Material supplied:

########################################

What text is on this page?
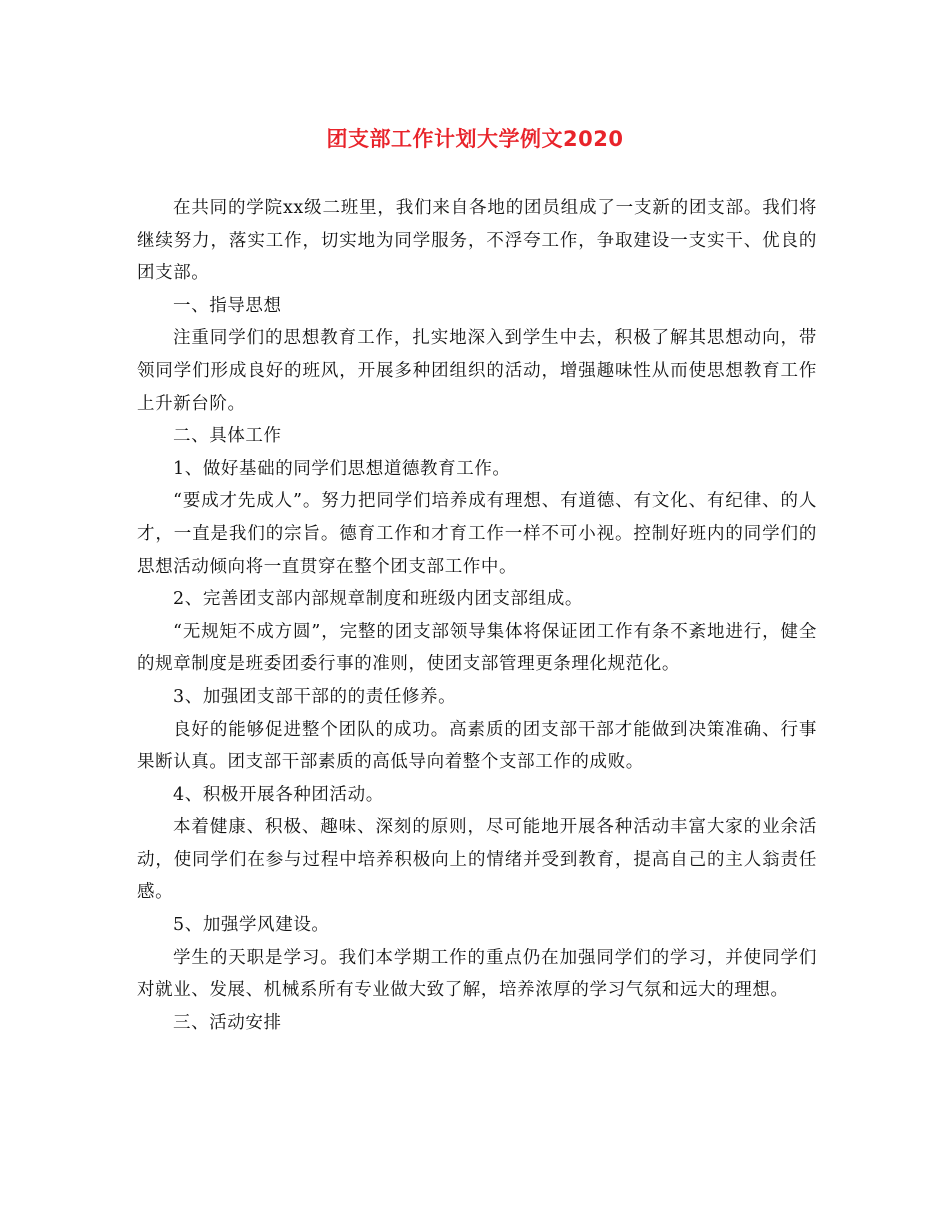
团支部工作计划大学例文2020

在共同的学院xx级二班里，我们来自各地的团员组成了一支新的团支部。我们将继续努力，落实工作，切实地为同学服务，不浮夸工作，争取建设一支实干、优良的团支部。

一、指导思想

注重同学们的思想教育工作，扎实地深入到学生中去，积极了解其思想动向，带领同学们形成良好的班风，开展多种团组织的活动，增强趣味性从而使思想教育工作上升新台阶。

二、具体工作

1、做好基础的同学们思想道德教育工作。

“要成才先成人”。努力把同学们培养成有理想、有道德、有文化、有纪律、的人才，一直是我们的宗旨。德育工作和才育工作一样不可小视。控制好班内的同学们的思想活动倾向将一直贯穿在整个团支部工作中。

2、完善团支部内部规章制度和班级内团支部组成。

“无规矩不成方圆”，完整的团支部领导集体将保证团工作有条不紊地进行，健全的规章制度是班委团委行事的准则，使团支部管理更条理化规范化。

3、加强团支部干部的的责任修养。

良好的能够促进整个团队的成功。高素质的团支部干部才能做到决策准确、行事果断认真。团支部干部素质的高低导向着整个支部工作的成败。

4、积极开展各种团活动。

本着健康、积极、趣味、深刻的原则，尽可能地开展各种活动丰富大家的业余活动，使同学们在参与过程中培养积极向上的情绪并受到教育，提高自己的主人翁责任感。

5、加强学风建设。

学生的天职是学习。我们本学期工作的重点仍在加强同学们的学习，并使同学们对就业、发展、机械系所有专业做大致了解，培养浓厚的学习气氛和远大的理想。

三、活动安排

########################################

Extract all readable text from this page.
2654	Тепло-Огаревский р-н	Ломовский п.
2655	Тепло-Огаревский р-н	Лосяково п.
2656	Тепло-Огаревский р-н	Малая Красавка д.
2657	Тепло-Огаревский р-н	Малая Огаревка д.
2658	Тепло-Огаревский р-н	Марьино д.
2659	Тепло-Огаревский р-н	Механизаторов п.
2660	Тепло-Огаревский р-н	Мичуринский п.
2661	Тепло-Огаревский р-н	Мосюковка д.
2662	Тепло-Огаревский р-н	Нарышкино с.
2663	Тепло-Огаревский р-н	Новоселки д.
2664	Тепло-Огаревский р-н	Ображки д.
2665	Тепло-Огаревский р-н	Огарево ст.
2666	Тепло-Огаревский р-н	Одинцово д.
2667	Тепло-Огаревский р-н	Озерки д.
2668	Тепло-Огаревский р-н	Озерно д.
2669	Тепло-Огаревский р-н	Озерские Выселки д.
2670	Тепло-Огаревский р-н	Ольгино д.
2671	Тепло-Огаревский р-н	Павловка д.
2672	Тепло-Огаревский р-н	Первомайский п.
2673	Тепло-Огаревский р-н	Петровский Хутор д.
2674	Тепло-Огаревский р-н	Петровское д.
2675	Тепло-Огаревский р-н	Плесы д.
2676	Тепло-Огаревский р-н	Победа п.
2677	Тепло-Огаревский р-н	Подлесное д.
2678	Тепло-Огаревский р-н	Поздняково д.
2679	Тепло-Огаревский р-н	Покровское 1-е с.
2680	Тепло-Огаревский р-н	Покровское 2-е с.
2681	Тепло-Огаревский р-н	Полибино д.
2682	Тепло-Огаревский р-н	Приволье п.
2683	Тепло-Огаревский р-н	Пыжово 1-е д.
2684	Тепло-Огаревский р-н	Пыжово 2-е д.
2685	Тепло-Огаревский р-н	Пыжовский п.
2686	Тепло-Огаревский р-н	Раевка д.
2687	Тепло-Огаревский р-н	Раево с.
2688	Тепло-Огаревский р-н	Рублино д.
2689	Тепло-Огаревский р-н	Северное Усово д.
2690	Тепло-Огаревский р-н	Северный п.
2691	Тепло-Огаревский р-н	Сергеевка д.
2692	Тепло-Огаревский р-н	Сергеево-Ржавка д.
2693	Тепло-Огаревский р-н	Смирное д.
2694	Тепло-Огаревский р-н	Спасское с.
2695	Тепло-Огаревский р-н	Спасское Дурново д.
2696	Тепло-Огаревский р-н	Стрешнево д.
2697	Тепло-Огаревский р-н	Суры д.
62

########################################

Give only the number of lines in the material above that hold the word "Пыжово".

2